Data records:
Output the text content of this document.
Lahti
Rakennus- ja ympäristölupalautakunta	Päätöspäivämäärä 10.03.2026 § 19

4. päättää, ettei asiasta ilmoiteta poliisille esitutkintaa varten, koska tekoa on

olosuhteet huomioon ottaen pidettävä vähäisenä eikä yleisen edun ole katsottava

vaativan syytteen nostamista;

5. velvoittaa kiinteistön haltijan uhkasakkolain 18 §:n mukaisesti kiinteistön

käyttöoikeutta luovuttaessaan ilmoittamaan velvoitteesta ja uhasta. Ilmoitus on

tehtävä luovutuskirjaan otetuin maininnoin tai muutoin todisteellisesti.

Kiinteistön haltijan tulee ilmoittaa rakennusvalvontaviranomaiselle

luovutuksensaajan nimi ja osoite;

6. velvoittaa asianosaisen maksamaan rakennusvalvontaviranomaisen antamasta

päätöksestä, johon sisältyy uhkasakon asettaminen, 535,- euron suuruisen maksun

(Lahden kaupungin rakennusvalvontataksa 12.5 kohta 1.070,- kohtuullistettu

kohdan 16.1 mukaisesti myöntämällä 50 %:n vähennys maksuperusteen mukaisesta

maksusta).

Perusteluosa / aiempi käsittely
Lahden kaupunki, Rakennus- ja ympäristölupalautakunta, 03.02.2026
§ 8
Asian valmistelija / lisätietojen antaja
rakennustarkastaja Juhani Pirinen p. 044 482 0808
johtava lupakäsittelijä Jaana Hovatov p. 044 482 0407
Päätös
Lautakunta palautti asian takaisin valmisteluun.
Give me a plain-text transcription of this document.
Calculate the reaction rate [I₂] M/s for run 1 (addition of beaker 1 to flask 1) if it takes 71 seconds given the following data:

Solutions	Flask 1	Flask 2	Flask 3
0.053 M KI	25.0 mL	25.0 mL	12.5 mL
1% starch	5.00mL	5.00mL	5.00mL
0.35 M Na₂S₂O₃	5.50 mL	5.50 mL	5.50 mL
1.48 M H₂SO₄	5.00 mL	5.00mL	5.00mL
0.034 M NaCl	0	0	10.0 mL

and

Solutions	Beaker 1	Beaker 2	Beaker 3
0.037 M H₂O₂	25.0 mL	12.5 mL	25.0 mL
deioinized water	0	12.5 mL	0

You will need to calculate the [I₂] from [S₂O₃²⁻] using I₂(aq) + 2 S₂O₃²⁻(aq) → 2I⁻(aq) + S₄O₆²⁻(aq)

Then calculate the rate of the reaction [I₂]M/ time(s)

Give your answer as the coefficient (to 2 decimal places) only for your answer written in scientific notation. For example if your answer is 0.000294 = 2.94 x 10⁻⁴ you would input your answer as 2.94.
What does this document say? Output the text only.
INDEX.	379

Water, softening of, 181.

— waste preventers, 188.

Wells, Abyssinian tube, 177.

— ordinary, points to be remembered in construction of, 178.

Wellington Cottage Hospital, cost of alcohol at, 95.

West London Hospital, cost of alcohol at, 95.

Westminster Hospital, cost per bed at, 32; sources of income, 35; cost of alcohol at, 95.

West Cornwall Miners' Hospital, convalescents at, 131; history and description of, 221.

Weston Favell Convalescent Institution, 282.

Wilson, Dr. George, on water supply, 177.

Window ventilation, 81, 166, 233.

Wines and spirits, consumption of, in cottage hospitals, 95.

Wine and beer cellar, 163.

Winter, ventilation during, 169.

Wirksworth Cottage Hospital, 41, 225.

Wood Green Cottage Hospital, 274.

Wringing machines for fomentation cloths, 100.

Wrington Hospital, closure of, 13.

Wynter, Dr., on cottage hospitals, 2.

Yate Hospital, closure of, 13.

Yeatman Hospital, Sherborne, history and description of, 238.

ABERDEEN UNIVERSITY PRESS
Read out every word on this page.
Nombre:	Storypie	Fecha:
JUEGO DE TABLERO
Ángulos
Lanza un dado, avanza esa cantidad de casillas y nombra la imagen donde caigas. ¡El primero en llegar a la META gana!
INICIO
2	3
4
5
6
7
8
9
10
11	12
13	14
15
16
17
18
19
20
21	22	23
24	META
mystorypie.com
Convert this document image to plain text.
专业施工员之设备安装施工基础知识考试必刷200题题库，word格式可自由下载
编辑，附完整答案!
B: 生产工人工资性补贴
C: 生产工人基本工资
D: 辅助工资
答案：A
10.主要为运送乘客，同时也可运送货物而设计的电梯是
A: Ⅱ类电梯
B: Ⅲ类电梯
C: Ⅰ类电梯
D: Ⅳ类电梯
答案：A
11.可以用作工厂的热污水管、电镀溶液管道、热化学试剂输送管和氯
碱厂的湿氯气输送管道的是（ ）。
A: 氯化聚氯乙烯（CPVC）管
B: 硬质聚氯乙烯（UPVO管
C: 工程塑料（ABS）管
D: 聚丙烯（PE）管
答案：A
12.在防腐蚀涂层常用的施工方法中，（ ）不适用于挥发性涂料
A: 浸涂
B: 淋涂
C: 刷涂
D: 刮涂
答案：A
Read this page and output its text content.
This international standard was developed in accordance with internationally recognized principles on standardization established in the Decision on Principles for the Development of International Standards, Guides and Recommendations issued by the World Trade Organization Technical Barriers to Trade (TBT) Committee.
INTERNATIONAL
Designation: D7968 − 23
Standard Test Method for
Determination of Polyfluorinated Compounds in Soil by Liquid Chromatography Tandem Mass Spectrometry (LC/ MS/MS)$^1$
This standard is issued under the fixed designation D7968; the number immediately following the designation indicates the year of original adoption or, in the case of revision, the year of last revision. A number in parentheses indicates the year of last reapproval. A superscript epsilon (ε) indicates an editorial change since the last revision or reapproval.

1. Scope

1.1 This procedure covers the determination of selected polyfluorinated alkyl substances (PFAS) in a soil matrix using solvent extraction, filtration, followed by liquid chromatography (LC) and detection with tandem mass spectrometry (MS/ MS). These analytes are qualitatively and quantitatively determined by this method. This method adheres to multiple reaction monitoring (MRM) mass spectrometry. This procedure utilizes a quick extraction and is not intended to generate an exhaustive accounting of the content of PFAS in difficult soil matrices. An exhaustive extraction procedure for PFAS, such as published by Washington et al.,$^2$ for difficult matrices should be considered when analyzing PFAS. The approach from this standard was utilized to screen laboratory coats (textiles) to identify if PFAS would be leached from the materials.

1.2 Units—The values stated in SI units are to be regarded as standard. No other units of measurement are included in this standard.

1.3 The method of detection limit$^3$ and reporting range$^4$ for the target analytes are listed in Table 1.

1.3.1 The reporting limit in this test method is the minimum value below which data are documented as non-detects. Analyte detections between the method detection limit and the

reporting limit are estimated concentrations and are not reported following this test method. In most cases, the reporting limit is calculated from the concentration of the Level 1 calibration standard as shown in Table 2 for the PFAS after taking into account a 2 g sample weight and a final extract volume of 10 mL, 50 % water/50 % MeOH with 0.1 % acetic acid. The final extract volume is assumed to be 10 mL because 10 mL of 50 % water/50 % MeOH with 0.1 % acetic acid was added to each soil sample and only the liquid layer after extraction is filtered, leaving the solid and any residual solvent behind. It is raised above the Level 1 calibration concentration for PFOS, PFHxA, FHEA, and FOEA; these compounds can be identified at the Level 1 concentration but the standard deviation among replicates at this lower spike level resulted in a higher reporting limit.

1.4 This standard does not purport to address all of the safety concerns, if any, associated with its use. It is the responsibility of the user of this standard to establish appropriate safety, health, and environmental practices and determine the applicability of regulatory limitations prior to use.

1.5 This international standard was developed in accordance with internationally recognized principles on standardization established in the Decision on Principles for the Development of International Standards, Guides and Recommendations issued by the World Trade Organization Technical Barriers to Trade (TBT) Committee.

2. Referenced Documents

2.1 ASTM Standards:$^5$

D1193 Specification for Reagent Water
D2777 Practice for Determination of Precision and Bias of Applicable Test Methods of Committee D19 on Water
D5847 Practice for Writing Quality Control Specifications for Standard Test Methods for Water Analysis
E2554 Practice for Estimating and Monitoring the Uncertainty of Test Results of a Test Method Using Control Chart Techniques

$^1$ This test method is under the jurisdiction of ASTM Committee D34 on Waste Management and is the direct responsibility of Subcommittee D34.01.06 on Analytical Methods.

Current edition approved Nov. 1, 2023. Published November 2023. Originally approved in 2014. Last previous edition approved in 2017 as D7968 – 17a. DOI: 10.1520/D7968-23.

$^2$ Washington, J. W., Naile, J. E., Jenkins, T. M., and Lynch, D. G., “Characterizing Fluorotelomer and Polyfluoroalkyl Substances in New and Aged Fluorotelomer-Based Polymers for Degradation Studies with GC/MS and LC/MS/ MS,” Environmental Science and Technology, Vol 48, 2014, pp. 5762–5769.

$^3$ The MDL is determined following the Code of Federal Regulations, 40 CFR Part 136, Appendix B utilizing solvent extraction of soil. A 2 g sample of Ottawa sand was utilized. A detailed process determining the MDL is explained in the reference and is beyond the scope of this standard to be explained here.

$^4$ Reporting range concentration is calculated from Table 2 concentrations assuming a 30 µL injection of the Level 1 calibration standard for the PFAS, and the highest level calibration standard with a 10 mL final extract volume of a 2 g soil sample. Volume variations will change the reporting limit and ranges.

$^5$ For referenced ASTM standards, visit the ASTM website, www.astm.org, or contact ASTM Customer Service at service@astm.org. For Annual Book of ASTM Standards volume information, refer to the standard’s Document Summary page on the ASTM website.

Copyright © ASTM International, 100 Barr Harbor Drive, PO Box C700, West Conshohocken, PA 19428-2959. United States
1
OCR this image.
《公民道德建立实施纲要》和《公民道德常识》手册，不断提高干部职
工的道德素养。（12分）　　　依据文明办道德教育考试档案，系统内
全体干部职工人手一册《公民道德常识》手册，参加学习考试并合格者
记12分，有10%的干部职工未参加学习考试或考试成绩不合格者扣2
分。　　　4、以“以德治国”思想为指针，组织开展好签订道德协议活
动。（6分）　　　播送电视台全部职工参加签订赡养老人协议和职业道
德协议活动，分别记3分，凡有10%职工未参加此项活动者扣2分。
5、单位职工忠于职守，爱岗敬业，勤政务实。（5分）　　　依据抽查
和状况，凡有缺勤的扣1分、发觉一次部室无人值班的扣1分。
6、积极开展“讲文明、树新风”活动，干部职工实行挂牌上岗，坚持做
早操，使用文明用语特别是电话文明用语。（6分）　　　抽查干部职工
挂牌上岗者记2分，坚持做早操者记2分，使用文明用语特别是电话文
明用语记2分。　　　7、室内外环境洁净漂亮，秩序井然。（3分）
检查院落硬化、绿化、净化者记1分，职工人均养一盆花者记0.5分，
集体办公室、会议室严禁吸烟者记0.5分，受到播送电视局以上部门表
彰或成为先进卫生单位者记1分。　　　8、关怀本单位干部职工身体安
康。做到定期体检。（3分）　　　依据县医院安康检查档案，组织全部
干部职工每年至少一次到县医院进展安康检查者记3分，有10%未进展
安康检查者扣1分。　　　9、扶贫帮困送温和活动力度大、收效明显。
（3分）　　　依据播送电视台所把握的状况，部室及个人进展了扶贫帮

Task: Collect each line containing the string "established".

Reply to the task:
This international standard was developed in accordance with internationally recognized principles on standardization established in the Decision on Principles for the Development of International Standards, Guides and Recommendations issued by the World Trade Organization Technical Barriers to Trade (TBT) Committee.
1.5 This international standard was developed in accordance with internationally recognized principles on standardization established in the Decision on Principles for the Development of International Standards, Guides and Recommendations issued by the World Trade Organization Technical Barriers to Trade (TBT) Committee.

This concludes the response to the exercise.